[Stored items]
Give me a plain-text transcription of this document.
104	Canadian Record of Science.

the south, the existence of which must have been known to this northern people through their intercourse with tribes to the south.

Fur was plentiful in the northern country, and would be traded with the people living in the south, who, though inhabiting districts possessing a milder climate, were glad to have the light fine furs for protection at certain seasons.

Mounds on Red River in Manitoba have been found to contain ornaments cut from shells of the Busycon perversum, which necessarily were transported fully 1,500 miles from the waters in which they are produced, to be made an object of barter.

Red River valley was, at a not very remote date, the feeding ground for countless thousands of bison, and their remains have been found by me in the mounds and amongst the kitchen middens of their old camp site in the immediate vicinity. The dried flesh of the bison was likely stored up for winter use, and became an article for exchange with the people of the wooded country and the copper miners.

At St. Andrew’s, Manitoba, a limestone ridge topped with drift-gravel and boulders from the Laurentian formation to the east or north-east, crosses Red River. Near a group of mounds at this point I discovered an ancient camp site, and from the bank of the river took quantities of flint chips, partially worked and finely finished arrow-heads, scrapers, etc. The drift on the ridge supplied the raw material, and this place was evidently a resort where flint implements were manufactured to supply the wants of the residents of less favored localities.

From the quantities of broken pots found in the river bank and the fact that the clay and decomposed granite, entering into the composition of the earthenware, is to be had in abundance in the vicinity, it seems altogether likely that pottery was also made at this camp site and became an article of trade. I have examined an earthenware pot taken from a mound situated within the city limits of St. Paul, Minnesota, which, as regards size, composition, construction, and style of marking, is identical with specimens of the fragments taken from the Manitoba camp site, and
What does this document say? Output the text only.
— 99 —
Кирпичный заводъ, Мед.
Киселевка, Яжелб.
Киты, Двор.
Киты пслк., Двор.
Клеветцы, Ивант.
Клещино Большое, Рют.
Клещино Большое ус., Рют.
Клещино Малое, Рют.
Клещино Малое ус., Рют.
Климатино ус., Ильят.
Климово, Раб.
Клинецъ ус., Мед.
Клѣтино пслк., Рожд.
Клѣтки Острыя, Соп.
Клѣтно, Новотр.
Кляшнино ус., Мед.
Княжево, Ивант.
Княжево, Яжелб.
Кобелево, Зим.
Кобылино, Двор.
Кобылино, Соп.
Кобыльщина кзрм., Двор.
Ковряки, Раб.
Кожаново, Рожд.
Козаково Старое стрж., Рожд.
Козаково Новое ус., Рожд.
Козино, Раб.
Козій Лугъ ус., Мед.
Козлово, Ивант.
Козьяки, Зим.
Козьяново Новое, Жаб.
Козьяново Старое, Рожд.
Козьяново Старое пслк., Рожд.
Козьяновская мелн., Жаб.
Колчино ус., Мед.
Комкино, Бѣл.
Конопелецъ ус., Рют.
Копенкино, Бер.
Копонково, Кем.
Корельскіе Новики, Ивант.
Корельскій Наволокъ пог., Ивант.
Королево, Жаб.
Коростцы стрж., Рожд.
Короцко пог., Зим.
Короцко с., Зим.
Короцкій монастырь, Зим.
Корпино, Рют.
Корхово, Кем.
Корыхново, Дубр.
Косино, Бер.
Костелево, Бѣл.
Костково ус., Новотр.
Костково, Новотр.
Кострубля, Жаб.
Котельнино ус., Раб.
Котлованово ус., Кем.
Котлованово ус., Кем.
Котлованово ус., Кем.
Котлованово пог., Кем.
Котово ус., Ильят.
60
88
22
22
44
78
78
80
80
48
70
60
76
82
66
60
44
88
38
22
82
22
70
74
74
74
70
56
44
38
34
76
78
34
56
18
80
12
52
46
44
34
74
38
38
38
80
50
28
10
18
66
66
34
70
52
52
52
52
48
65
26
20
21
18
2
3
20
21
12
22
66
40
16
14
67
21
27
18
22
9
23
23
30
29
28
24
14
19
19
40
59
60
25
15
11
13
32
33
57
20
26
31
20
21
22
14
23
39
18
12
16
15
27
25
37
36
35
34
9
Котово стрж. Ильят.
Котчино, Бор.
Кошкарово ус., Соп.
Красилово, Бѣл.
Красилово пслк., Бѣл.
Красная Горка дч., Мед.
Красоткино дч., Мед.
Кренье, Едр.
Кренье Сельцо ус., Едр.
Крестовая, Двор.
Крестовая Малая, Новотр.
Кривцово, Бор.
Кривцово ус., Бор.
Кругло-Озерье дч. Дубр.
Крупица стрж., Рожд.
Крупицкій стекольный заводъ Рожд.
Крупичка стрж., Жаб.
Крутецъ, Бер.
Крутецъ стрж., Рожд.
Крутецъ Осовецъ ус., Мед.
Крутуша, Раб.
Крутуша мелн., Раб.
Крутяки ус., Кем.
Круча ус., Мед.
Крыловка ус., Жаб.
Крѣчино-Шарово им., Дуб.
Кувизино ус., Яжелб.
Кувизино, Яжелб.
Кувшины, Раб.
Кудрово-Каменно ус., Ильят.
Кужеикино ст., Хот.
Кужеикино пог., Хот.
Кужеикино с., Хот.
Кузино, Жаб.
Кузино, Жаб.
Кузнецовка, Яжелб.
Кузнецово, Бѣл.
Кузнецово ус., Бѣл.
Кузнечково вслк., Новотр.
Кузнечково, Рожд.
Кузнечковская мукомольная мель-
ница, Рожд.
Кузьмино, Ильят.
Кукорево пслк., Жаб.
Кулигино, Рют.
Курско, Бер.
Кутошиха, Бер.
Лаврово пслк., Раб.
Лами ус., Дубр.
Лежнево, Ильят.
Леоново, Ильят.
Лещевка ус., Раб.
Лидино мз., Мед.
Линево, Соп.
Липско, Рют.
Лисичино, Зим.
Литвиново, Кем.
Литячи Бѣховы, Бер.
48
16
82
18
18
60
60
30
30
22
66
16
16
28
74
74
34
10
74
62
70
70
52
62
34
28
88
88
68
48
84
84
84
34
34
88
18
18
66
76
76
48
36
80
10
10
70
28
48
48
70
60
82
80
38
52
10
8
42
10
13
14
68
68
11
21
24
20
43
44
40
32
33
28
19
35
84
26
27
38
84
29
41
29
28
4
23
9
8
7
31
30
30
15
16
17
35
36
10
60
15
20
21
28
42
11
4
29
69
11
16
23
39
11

Set exercise: Repeat every record exactly as written, please.

Reply:
Give me a plain-text transcription of this document.
104	Canadian Record of Science.

the south, the existence of which must have been known to this northern people through their intercourse with tribes to the south.

Fur was plentiful in the northern country, and would be traded with the people living in the south, who, though inhabiting districts possessing a milder climate, were glad to have the light fine furs for protection at certain seasons.

Mounds on Red River in Manitoba have been found to contain ornaments cut from shells of the Busycon perversum, which necessarily were transported fully 1,500 miles from the waters in which they are produced, to be made an object of barter.

Red River valley was, at a not very remote date, the feeding ground for countless thousands of bison, and their remains have been found by me in the mounds and amongst the kitchen middens of their old camp site in the immediate vicinity. The dried flesh of the bison was likely stored up for winter use, and became an article for exchange with the people of the wooded country and the copper miners.

At St. Andrew’s, Manitoba, a limestone ridge topped with drift-gravel and boulders from the Laurentian formation to the east or north-east, crosses Red River. Near a group of mounds at this point I discovered an ancient camp site, and from the bank of the river took quantities of flint chips, partially worked and finely finished arrow-heads, scrapers, etc. The drift on the ridge supplied the raw material, and this place was evidently a resort where flint implements were manufactured to supply the wants of the residents of less favored localities.

From the quantities of broken pots found in the river bank and the fact that the clay and decomposed granite, entering into the composition of the earthenware, is to be had in abundance in the vicinity, it seems altogether likely that pottery was also made at this camp site and became an article of trade. I have examined an earthenware pot taken from a mound situated within the city limits of St. Paul, Minnesota, which, as regards size, composition, construction, and style of marking, is identical with specimens of the fragments taken from the Manitoba camp site, and
What does this document say? Output the text only.
— 99 —
Кирпичный заводъ, Мед.
Киселевка, Яжелб.
Киты, Двор.
Киты пслк., Двор.
Клеветцы, Ивант.
Клещино Большое, Рют.
Клещино Большое ус., Рют.
Клещино Малое, Рют.
Клещино Малое ус., Рют.
Климатино ус., Ильят.
Климово, Раб.
Клинецъ ус., Мед.
Клѣтино пслк., Рожд.
Клѣтки Острыя, Соп.
Клѣтно, Новотр.
Кляшнино ус., Мед.
Княжево, Ивант.
Княжево, Яжелб.
Кобелево, Зим.
Кобылино, Двор.
Кобылино, Соп.
Кобыльщина кзрм., Двор.
Ковряки, Раб.
Кожаново, Рожд.
Козаково Старое стрж., Рожд.
Козаково Новое ус., Рожд.
Козино, Раб.
Козій Лугъ ус., Мед.
Козлово, Ивант.
Козьяки, Зим.
Козьяново Новое, Жаб.
Козьяново Старое, Рожд.
Козьяново Старое пслк., Рожд.
Козьяновская мелн., Жаб.
Колчино ус., Мед.
Комкино, Бѣл.
Конопелецъ ус., Рют.
Копенкино, Бер.
Копонково, Кем.
Корельскіе Новики, Ивант.
Корельскій Наволокъ пог., Ивант.
Королево, Жаб.
Коростцы стрж., Рожд.
Короцко пог., Зим.
Короцко с., Зим.
Короцкій монастырь, Зим.
Корпино, Рют.
Корхово, Кем.
Корыхново, Дубр.
Косино, Бер.
Костелево, Бѣл.
Костково ус., Новотр.
Костково, Новотр.
Кострубля, Жаб.
Котельнино ус., Раб.
Котлованово ус., Кем.
Котлованово ус., Кем.
Котлованово ус., Кем.
Котлованово пог., Кем.
Котово ус., Ильят.
60
88
22
22
44
78
78
80
80
48
70
60
76
82
66
60
44
88
38
22
82
22
70
74
74
74
70
56
44
38
34
76
78
34
56
18
80
12
52
46
44
34
74
38
38
38
80
50
28
10
18
66
66
34
70
52
52
52
52
48
65
26
20
21
18
2
3
20
21
12
22
66
40
16
14
67
21
27
18
22
9
23
23
30
29
28
24
14
19
19
40
59
60
25
15
11
13
32
33
57
20
26
31
20
21
22
14
23
39
18
12
16
15
27
25
37
36
35
34
9
Котово стрж. Ильят.
Котчино, Бор.
Кошкарово ус., Соп.
Красилово, Бѣл.
Красилово пслк., Бѣл.
Красная Горка дч., Мед.
Красоткино дч., Мед.
Кренье, Едр.
Кренье Сельцо ус., Едр.
Крестовая, Двор.
Крестовая Малая, Новотр.
Кривцово, Бор.
Кривцово ус., Бор.
Кругло-Озерье дч. Дубр.
Крупица стрж., Рожд.
Крупицкій стекольный заводъ Рожд.
Крупичка стрж., Жаб.
Крутецъ, Бер.
Крутецъ стрж., Рожд.
Крутецъ Осовецъ ус., Мед.
Крутуша, Раб.
Крутуша мелн., Раб.
Крутяки ус., Кем.
Круча ус., Мед.
Крыловка ус., Жаб.
Крѣчино-Шарово им., Дуб.
Кувизино ус., Яжелб.
Кувизино, Яжелб.
Кувшины, Раб.
Кудрово-Каменно ус., Ильят.
Кужеикино ст., Хот.
Кужеикино пог., Хот.
Кужеикино с., Хот.
Кузино, Жаб.
Кузино, Жаб.
Кузнецовка, Яжелб.
Кузнецово, Бѣл.
Кузнецово ус., Бѣл.
Кузнечково вслк., Новотр.
Кузнечково, Рожд.
Кузнечковская мукомольная мель-
ница, Рожд.
Кузьмино, Ильят.
Кукорево пслк., Жаб.
Кулигино, Рют.
Курско, Бер.
Кутошиха, Бер.
Лаврово пслк., Раб.
Лами ус., Дубр.
Лежнево, Ильят.
Леоново, Ильят.
Лещевка ус., Раб.
Лидино мз., Мед.
Линево, Соп.
Липско, Рют.
Лисичино, Зим.
Литвиново, Кем.
Литячи Бѣховы, Бер.
48
16
82
18
18
60
60
30
30
22
66
16
16
28
74
74
34
10
74
62
70
70
52
62
34
28
88
88
68
48
84
84
84
34
34
88
18
18
66
76
76
48
36
80
10
10
70
28
48
48
70
60
82
80
38
52
10
8
42
10
13
14
68
68
11
21
24
20
43
44
40
32
33
28
19
35
84
26
27
38
84
29
41
29
28
4
23
9
8
7
31
30
30
15
16
17
35
36
10
60
15
20
21
28
42
11
4
29
69
11
16
23
39
11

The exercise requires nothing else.